What is expected: Retype all of the data exactly as given.
==== Task material ====
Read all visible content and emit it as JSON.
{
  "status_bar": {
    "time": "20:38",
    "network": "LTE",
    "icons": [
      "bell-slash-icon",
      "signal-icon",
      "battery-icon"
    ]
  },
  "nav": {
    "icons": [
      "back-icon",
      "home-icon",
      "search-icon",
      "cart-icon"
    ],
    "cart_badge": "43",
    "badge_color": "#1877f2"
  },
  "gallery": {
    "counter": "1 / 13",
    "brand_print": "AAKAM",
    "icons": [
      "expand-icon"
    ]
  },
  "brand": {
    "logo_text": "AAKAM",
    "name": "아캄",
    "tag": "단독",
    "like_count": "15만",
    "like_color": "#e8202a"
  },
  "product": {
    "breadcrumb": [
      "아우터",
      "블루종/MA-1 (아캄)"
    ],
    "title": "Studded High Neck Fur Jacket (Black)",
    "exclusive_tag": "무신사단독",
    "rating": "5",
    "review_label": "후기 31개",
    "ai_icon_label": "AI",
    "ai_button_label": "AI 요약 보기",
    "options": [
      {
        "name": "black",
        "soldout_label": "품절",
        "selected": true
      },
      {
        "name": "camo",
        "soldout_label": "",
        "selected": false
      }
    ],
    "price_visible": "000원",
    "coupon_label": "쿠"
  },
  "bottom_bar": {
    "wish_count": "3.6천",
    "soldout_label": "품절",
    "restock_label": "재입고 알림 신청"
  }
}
====
Written answer:
Read all visible content and emit it as JSON.
{
  "status_bar": {
    "time": "20:38",
    "network": "LTE",
    "icons": [
      "bell-slash-icon",
      "signal-icon",
      "battery-icon"
    ]
  },
  "nav": {
    "icons": [
      "back-icon",
      "home-icon",
      "search-icon",
      "cart-icon"
    ],
    "cart_badge": "43",
    "badge_color": "#1877f2"
  },
  "gallery": {
    "counter": "1 / 13",
    "brand_print": "AAKAM",
    "icons": [
      "expand-icon"
    ]
  },
  "brand": {
    "logo_text": "AAKAM",
    "name": "아캄",
    "tag": "단독",
    "like_count": "15만",
    "like_color": "#e8202a"
  },
  "product": {
    "breadcrumb": [
      "아우터",
      "블루종/MA-1 (아캄)"
    ],
    "title": "Studded High Neck Fur Jacket (Black)",
    "exclusive_tag": "무신사단독",
    "rating": "5",
    "review_label": "후기 31개",
    "ai_icon_label": "AI",
    "ai_button_label": "AI 요약 보기",
    "options": [
      {
        "name": "black",
        "soldout_label": "품절",
        "selected": true
      },
      {
        "name": "camo",
        "soldout_label": "",
        "selected": false
      }
    ],
    "price_visible": "000원",
    "coupon_label": "쿠"
  },
  "bottom_bar": {
    "wish_count": "3.6천",
    "soldout_label": "품절",
    "restock_label": "재입고 알림 신청"
  }
}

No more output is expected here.